(SELECTED EXCERPT):
◆ ◆ ◆ ◆

By Li Lei | China Daily | Updated: 2019-02-18 07:23
Xi'an, the capital of Northwest China's Shaanxi province, is shrouded in smog on Feb 12, 2019. [Photo/VCG]

A wide downturn in air quality is expected to affect most of China over the three days starting on Sunday, according to the Ministry of Ecology and Environment. This follows an elevation in air pollution nationally in January.

Northern provinces will be among the worst hit, with medium to heavy air pollution anticipated during the period, the ministry said on its Weibo account.

South China and southwestern areas will be less affected. Those regions were expected to see sporadic, light pollution on Sunday, and are forecast to have relatively clear skies until Tuesday, it said.

Light pollution also is forecast to affect East China starting Monday.

The China National Environmental Monitoring Center said the situation in the Beijing-Tianjin-Hebei region, which includes a number of steelmaking cities, will see short-lived progress on Wednesday, but another round of serious pollution will return and persist until the weekend.

In the Yangtze River Delta, which includes Shanghai, light or medium pollution is expected to affect the region's central and northern areas on Tuesday and Friday.

In the densely populated Pearl River Delta, which includes Guangzhou in Guangdong province, the air is expected to remain satisfactory thanks to rainfall and humidity.

The latest pollution comes after a bout of worsening air quality at the start of the year. Unpolluted days accounted for 67.6 percent of January in major Chinese cities, 3.5 percentage points lower than the same time period the previous year, according to the environmental ministry.

◆ ◆ ◆ ◆

(PROVIDED MATERIAL):
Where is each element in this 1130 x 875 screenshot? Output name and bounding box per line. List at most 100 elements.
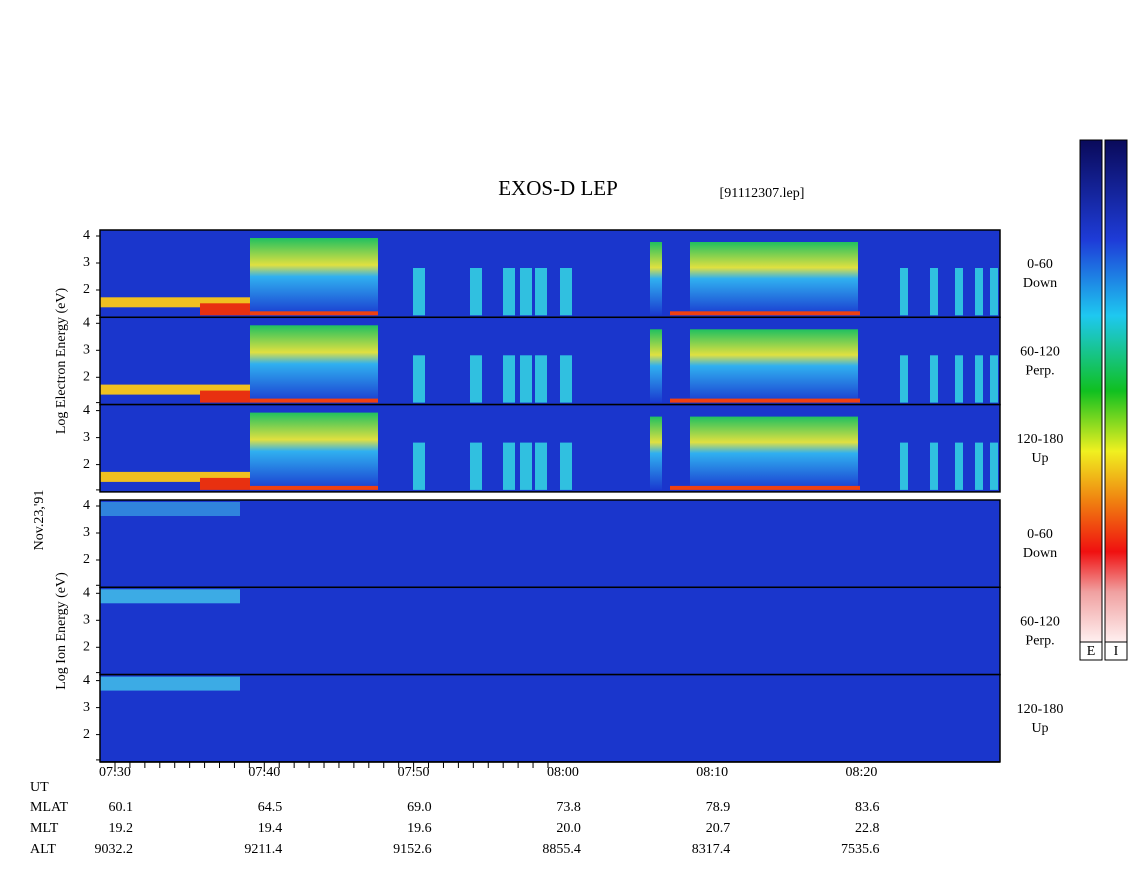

◆ ◆ ◆ ◆

(EXERCISE GOAL): Please continue the article on China's worsening air quality forecast, picking up right after its final sentence.

(OUTPUT FOR THIS EXERCISE):
Beijing saw average PM2.5 levels of 52 micrograms per cubic meter, up 52.9 percent in January from a year earlier. Unpolluted days covered 77.4 percent of the month, down 6.5 percentage points year-on-year.

Cities in the Yangtze River Delta were no exception. The ministry said 41 cities in the region saw unpolluted days register at 56.4 percent in January, down by 1.1 percentage point from a year earlier. But the average concentration of PM2.5 was 72 micrograms per cubic meter, a 8.9 percent drop year-on-year.

Zhu Weiqun, a chemical engineering professor at Shandong University who studies fossil fuels and their impact on the air, said the January downturn is mainly due to a relaxation of pollution controls in production activities.

Industries like thermal power production, steelmaking and electrolytic aluminum, in which coal is widely used, contributed to the hike in air pollution, he said.

To tackle the problem in the short run, Zhu said more advanced pollution-fighting technologies are urgently needed.

"But in the long run, we need to develop new low-carbon emission industries to replace the outdated ones," he said.